▶ _WHAT YOU SHOULD DO_
Using the listing below, copy every line that mentions "this".
━━━━━━━━━━━━━━━━━━━━━━━━━━━━━━
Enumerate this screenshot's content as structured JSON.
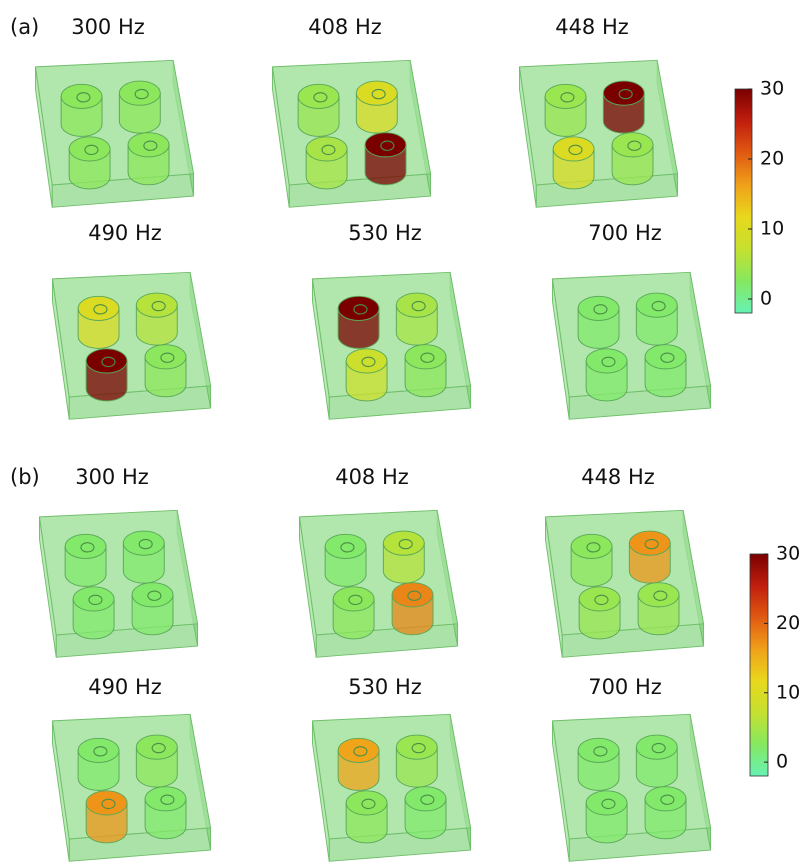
{
  "panels": [
    {
      "label": "(a)",
      "items": [
        {
          "freq": "300 Hz",
          "cylinders": [
            3,
            3,
            3,
            3
          ]
        },
        {
          "freq": "408 Hz",
          "cylinders": [
            4,
            10,
            5,
            30
          ]
        },
        {
          "freq": "448 Hz",
          "cylinders": [
            4,
            30,
            10,
            4
          ]
        },
        {
          "freq": "490 Hz",
          "cylinders": [
            10,
            6,
            30,
            3
          ]
        },
        {
          "freq": "530 Hz",
          "cylinders": [
            30,
            5,
            8,
            3
          ]
        },
        {
          "freq": "700 Hz",
          "cylinders": [
            2,
            2,
            2,
            2
          ]
        }
      ],
      "colorbar": {
        "lim": [
          -2,
          30
        ],
        "ticks": [
          0,
          10,
          20,
          30
        ]
      }
    },
    {
      "label": "(b)",
      "items": [
        {
          "freq": "300 Hz",
          "cylinders": [
            2,
            2,
            2,
            2
          ]
        },
        {
          "freq": "408 Hz",
          "cylinders": [
            2,
            6,
            3,
            18
          ]
        },
        {
          "freq": "448 Hz",
          "cylinders": [
            3,
            17,
            4,
            4
          ]
        },
        {
          "freq": "490 Hz",
          "cylinders": [
            2,
            3,
            17,
            2
          ]
        },
        {
          "freq": "530 Hz",
          "cylinders": [
            16,
            4,
            3,
            2
          ]
        },
        {
          "freq": "700 Hz",
          "cylinders": [
            2,
            2,
            2,
            2
          ]
        }
      ],
      "colorbar": {
        "lim": [
          -2,
          30
        ],
        "ticks": [
          0,
          10,
          20,
          30
        ]
      }
    }
  ],
  "colormap": [
    "#66f2b4",
    "#86e860",
    "#c6e030",
    "#e8d81c",
    "#f0a01a",
    "#e05a12",
    "#c01e0e",
    "#7a0000"
  ]
}
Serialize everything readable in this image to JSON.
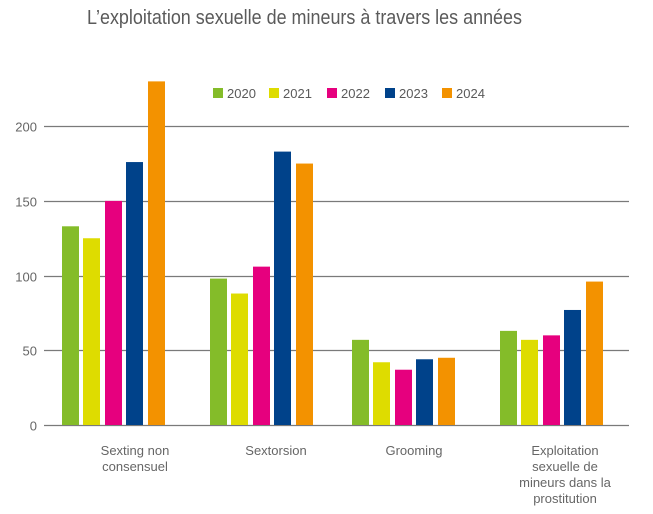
{
  "chart_data": {
    "type": "bar",
    "title": "L’exploitation sexuelle de mineurs à travers les années",
    "xlabel": "",
    "ylabel": "",
    "ylim": [
      0,
      250
    ],
    "yticks": [
      0,
      50,
      100,
      150,
      200
    ],
    "ytick_labels": [
      "0",
      "50",
      "100",
      "150",
      "200"
    ],
    "grid": true,
    "legend_position": "top-center",
    "categories": [
      [
        "Sexting non",
        "consensuel"
      ],
      [
        "Sextorsion"
      ],
      [
        "Grooming"
      ],
      [
        "Exploitation",
        "sexuelle de",
        "mineurs dans la",
        "prostitution"
      ]
    ],
    "series": [
      {
        "name": "2020",
        "color": "#84BC29",
        "values": [
          133,
          98,
          57,
          63
        ]
      },
      {
        "name": "2021",
        "color": "#DEDC00",
        "values": [
          125,
          88,
          42,
          57
        ]
      },
      {
        "name": "2022",
        "color": "#E6007E",
        "values": [
          150,
          106,
          37,
          60
        ]
      },
      {
        "name": "2023",
        "color": "#00428A",
        "values": [
          176,
          183,
          44,
          77
        ]
      },
      {
        "name": "2024",
        "color": "#F39200",
        "values": [
          230,
          175,
          45,
          96
        ]
      }
    ]
  }
}
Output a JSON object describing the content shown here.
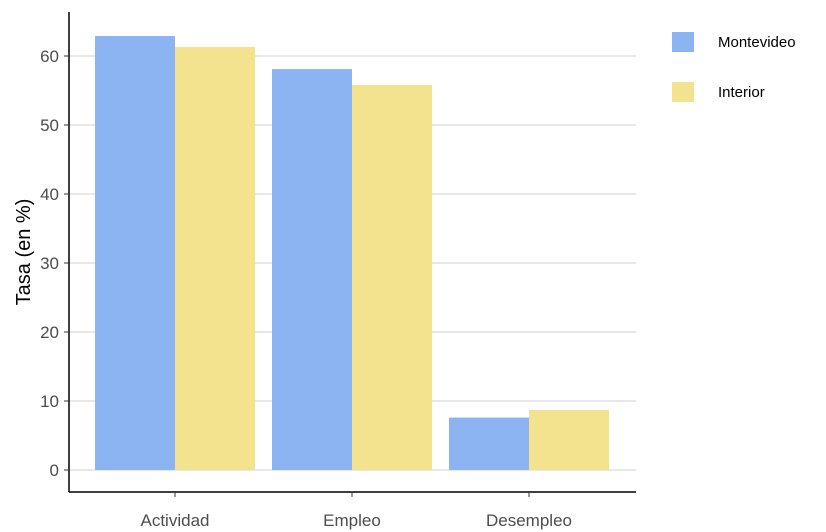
{
  "chart_data": {
    "type": "bar",
    "title": "",
    "xlabel": "",
    "ylabel": "Tasa (en %)",
    "categories": [
      "Actividad",
      "Empleo",
      "Desempleo"
    ],
    "series": [
      {
        "name": "Montevideo",
        "values": [
          62.9,
          58.1,
          7.6
        ],
        "color": "#8db4f2"
      },
      {
        "name": "Interior",
        "values": [
          61.3,
          55.8,
          8.7
        ],
        "color": "#f3e38e"
      }
    ],
    "ylim": [
      0,
      65
    ],
    "yticks": [
      0,
      10,
      20,
      30,
      40,
      50,
      60
    ],
    "grid": "horizontal",
    "legend_position": "right"
  }
}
━━━━━━━━━━━━━━━━━━━━━━━━━━━━━━
▶ _WRITTEN REPLY_
Enumerate this screenshot's content as structured JSON.
Serialize everything readable in this image to JSON.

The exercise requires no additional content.